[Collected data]
━━━━━━━━━━
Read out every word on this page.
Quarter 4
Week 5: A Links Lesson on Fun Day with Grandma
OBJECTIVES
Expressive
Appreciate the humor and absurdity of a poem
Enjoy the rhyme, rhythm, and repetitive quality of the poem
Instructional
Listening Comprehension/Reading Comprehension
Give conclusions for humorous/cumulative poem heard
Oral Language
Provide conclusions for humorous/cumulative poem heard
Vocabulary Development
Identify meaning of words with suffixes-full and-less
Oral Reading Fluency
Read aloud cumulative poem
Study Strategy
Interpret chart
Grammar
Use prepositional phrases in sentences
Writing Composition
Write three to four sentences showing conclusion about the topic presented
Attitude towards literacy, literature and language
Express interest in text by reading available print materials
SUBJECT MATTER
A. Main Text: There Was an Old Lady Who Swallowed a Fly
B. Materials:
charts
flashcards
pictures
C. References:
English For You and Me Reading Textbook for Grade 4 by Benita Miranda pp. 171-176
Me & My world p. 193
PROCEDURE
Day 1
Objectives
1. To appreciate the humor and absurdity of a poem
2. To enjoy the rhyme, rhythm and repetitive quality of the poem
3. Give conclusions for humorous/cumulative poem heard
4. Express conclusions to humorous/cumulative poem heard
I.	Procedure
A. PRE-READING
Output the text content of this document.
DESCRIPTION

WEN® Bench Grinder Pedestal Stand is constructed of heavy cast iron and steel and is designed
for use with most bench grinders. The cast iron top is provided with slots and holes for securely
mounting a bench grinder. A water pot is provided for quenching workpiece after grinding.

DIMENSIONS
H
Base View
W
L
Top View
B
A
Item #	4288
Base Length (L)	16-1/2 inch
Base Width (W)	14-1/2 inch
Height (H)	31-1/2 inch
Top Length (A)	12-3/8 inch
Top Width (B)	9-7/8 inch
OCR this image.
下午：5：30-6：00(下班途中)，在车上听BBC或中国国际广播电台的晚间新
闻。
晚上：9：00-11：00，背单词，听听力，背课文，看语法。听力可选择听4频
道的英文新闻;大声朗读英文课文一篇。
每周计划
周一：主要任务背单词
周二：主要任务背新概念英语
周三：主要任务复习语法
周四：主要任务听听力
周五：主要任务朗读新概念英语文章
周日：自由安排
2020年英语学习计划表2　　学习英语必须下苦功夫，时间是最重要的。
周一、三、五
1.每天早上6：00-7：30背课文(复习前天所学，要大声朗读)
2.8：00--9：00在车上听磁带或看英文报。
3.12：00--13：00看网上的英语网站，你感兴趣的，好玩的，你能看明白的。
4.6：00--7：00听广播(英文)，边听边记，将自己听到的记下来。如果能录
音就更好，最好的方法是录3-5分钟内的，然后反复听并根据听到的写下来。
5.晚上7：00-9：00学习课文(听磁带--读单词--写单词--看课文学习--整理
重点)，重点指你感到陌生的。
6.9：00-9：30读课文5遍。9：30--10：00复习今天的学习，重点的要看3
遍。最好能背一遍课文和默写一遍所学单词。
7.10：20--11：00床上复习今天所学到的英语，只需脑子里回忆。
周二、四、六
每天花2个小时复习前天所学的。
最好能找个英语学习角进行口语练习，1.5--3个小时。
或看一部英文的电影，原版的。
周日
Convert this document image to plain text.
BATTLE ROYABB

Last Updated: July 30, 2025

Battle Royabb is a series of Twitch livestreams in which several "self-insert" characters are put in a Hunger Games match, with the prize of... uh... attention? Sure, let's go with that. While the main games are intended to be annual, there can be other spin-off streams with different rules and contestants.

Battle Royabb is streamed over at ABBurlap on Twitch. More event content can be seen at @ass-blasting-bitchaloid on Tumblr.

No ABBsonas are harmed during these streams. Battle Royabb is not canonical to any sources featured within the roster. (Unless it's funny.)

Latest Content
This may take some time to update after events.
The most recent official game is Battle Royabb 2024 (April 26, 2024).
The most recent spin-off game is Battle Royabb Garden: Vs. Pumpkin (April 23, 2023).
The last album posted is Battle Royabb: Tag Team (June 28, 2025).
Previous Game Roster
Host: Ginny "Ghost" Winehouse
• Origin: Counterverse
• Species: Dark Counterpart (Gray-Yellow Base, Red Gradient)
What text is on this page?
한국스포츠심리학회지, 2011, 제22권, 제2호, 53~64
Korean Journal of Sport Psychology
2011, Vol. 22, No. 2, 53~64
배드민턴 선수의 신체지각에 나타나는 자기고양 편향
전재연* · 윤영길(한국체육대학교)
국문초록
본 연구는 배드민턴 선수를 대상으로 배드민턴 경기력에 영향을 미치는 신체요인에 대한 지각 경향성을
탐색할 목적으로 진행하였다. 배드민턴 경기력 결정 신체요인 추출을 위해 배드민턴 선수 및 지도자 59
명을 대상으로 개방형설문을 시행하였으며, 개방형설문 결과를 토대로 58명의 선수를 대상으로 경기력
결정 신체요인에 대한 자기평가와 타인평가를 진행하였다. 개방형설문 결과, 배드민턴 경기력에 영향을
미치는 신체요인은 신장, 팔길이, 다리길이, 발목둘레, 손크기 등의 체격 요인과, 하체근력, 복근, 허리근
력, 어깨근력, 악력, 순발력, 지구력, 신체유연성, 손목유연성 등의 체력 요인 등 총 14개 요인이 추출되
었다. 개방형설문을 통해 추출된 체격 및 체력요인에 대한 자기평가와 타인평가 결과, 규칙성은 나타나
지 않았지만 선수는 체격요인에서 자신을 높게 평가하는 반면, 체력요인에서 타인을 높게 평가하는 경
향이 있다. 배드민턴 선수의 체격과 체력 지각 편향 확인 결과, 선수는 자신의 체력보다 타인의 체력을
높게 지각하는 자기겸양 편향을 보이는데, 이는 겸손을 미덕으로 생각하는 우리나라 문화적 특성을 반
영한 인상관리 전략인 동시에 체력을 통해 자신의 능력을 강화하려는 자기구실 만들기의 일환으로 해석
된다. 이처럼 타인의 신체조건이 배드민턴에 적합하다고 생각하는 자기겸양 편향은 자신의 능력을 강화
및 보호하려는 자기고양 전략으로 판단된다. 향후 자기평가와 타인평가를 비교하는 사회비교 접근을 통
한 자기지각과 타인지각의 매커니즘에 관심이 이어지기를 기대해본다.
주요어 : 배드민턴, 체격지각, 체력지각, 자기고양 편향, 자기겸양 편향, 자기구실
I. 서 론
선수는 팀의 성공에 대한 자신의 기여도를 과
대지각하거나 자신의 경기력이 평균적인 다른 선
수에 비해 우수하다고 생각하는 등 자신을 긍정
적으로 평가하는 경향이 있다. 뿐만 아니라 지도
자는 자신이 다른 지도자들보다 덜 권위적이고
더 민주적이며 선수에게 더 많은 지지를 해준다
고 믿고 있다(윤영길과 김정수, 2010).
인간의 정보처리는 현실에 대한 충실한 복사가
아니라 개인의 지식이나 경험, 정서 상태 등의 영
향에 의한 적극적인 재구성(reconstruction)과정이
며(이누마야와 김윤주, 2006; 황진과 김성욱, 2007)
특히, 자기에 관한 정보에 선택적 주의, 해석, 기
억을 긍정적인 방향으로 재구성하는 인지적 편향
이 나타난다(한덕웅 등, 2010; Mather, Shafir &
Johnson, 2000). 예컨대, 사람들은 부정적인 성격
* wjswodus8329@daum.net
━━━━━━━━━━
- Direction
Exactly reproduce every line found in the records.

- Correct response
Read out every word on this page.
Quarter 4
Week 5: A Links Lesson on Fun Day with Grandma
OBJECTIVES
Expressive
Appreciate the humor and absurdity of a poem
Enjoy the rhyme, rhythm, and repetitive quality of the poem
Instructional
Listening Comprehension/Reading Comprehension
Give conclusions for humorous/cumulative poem heard
Oral Language
Provide conclusions for humorous/cumulative poem heard
Vocabulary Development
Identify meaning of words with suffixes-full and-less
Oral Reading Fluency
Read aloud cumulative poem
Study Strategy
Interpret chart
Grammar
Use prepositional phrases in sentences
Writing Composition
Write three to four sentences showing conclusion about the topic presented
Attitude towards literacy, literature and language
Express interest in text by reading available print materials
SUBJECT MATTER
A. Main Text: There Was an Old Lady Who Swallowed a Fly
B. Materials:
charts
flashcards
pictures
C. References:
English For You and Me Reading Textbook for Grade 4 by Benita Miranda pp. 171-176
Me & My world p. 193
PROCEDURE
Day 1
Objectives
1. To appreciate the humor and absurdity of a poem
2. To enjoy the rhyme, rhythm and repetitive quality of the poem
3. Give conclusions for humorous/cumulative poem heard
4. Express conclusions to humorous/cumulative poem heard
I.	Procedure
A. PRE-READING
Output the text content of this document.
DESCRIPTION

WEN® Bench Grinder Pedestal Stand is constructed of heavy cast iron and steel and is designed
for use with most bench grinders. The cast iron top is provided with slots and holes for securely
mounting a bench grinder. A water pot is provided for quenching workpiece after grinding.

DIMENSIONS
H
Base View
W
L
Top View
B
A
Item #	4288
Base Length (L)	16-1/2 inch
Base Width (W)	14-1/2 inch
Height (H)	31-1/2 inch
Top Length (A)	12-3/8 inch
Top Width (B)	9-7/8 inch
OCR this image.
下午：5：30-6：00(下班途中)，在车上听BBC或中国国际广播电台的晚间新
闻。
晚上：9：00-11：00，背单词，听听力，背课文，看语法。听力可选择听4频
道的英文新闻;大声朗读英文课文一篇。
每周计划
周一：主要任务背单词
周二：主要任务背新概念英语
周三：主要任务复习语法
周四：主要任务听听力
周五：主要任务朗读新概念英语文章
周日：自由安排
2020年英语学习计划表2　　学习英语必须下苦功夫，时间是最重要的。
周一、三、五
1.每天早上6：00-7：30背课文(复习前天所学，要大声朗读)
2.8：00--9：00在车上听磁带或看英文报。
3.12：00--13：00看网上的英语网站，你感兴趣的，好玩的，你能看明白的。
4.6：00--7：00听广播(英文)，边听边记，将自己听到的记下来。如果能录
音就更好，最好的方法是录3-5分钟内的，然后反复听并根据听到的写下来。
5.晚上7：00-9：00学习课文(听磁带--读单词--写单词--看课文学习--整理
重点)，重点指你感到陌生的。
6.9：00-9：30读课文5遍。9：30--10：00复习今天的学习，重点的要看3
遍。最好能背一遍课文和默写一遍所学单词。
7.10：20--11：00床上复习今天所学到的英语，只需脑子里回忆。
周二、四、六
每天花2个小时复习前天所学的。
最好能找个英语学习角进行口语练习，1.5--3个小时。
或看一部英文的电影，原版的。
周日
Convert this document image to plain text.
BATTLE ROYABB

Last Updated: July 30, 2025

Battle Royabb is a series of Twitch livestreams in which several "self-insert" characters are put in a Hunger Games match, with the prize of... uh... attention? Sure, let's go with that. While the main games are intended to be annual, there can be other spin-off streams with different rules and contestants.

Battle Royabb is streamed over at ABBurlap on Twitch. More event content can be seen at @ass-blasting-bitchaloid on Tumblr.

No ABBsonas are harmed during these streams. Battle Royabb is not canonical to any sources featured within the roster. (Unless it's funny.)

Latest Content
This may take some time to update after events.
The most recent official game is Battle Royabb 2024 (April 26, 2024).
The most recent spin-off game is Battle Royabb Garden: Vs. Pumpkin (April 23, 2023).
The last album posted is Battle Royabb: Tag Team (June 28, 2025).
Previous Game Roster
Host: Ginny "Ghost" Winehouse
• Origin: Counterverse
• Species: Dark Counterpart (Gray-Yellow Base, Red Gradient)
What text is on this page?
한국스포츠심리학회지, 2011, 제22권, 제2호, 53~64
Korean Journal of Sport Psychology
2011, Vol. 22, No. 2, 53~64
배드민턴 선수의 신체지각에 나타나는 자기고양 편향
전재연* · 윤영길(한국체육대학교)
국문초록
본 연구는 배드민턴 선수를 대상으로 배드민턴 경기력에 영향을 미치는 신체요인에 대한 지각 경향성을
탐색할 목적으로 진행하였다. 배드민턴 경기력 결정 신체요인 추출을 위해 배드민턴 선수 및 지도자 59
명을 대상으로 개방형설문을 시행하였으며, 개방형설문 결과를 토대로 58명의 선수를 대상으로 경기력
결정 신체요인에 대한 자기평가와 타인평가를 진행하였다. 개방형설문 결과, 배드민턴 경기력에 영향을
미치는 신체요인은 신장, 팔길이, 다리길이, 발목둘레, 손크기 등의 체격 요인과, 하체근력, 복근, 허리근
력, 어깨근력, 악력, 순발력, 지구력, 신체유연성, 손목유연성 등의 체력 요인 등 총 14개 요인이 추출되
었다. 개방형설문을 통해 추출된 체격 및 체력요인에 대한 자기평가와 타인평가 결과, 규칙성은 나타나
지 않았지만 선수는 체격요인에서 자신을 높게 평가하는 반면, 체력요인에서 타인을 높게 평가하는 경
향이 있다. 배드민턴 선수의 체격과 체력 지각 편향 확인 결과, 선수는 자신의 체력보다 타인의 체력을
높게 지각하는 자기겸양 편향을 보이는데, 이는 겸손을 미덕으로 생각하는 우리나라 문화적 특성을 반
영한 인상관리 전략인 동시에 체력을 통해 자신의 능력을 강화하려는 자기구실 만들기의 일환으로 해석
된다. 이처럼 타인의 신체조건이 배드민턴에 적합하다고 생각하는 자기겸양 편향은 자신의 능력을 강화
및 보호하려는 자기고양 전략으로 판단된다. 향후 자기평가와 타인평가를 비교하는 사회비교 접근을 통
한 자기지각과 타인지각의 매커니즘에 관심이 이어지기를 기대해본다.
주요어 : 배드민턴, 체격지각, 체력지각, 자기고양 편향, 자기겸양 편향, 자기구실
I. 서 론
선수는 팀의 성공에 대한 자신의 기여도를 과
대지각하거나 자신의 경기력이 평균적인 다른 선
수에 비해 우수하다고 생각하는 등 자신을 긍정
적으로 평가하는 경향이 있다. 뿐만 아니라 지도
자는 자신이 다른 지도자들보다 덜 권위적이고
더 민주적이며 선수에게 더 많은 지지를 해준다
고 믿고 있다(윤영길과 김정수, 2010).
인간의 정보처리는 현실에 대한 충실한 복사가
아니라 개인의 지식이나 경험, 정서 상태 등의 영
향에 의한 적극적인 재구성(reconstruction)과정이
며(이누마야와 김윤주, 2006; 황진과 김성욱, 2007)
특히, 자기에 관한 정보에 선택적 주의, 해석, 기
억을 긍정적인 방향으로 재구성하는 인지적 편향
이 나타난다(한덕웅 등, 2010; Mather, Shafir &
Johnson, 2000). 예컨대, 사람들은 부정적인 성격
* wjswodus8329@daum.net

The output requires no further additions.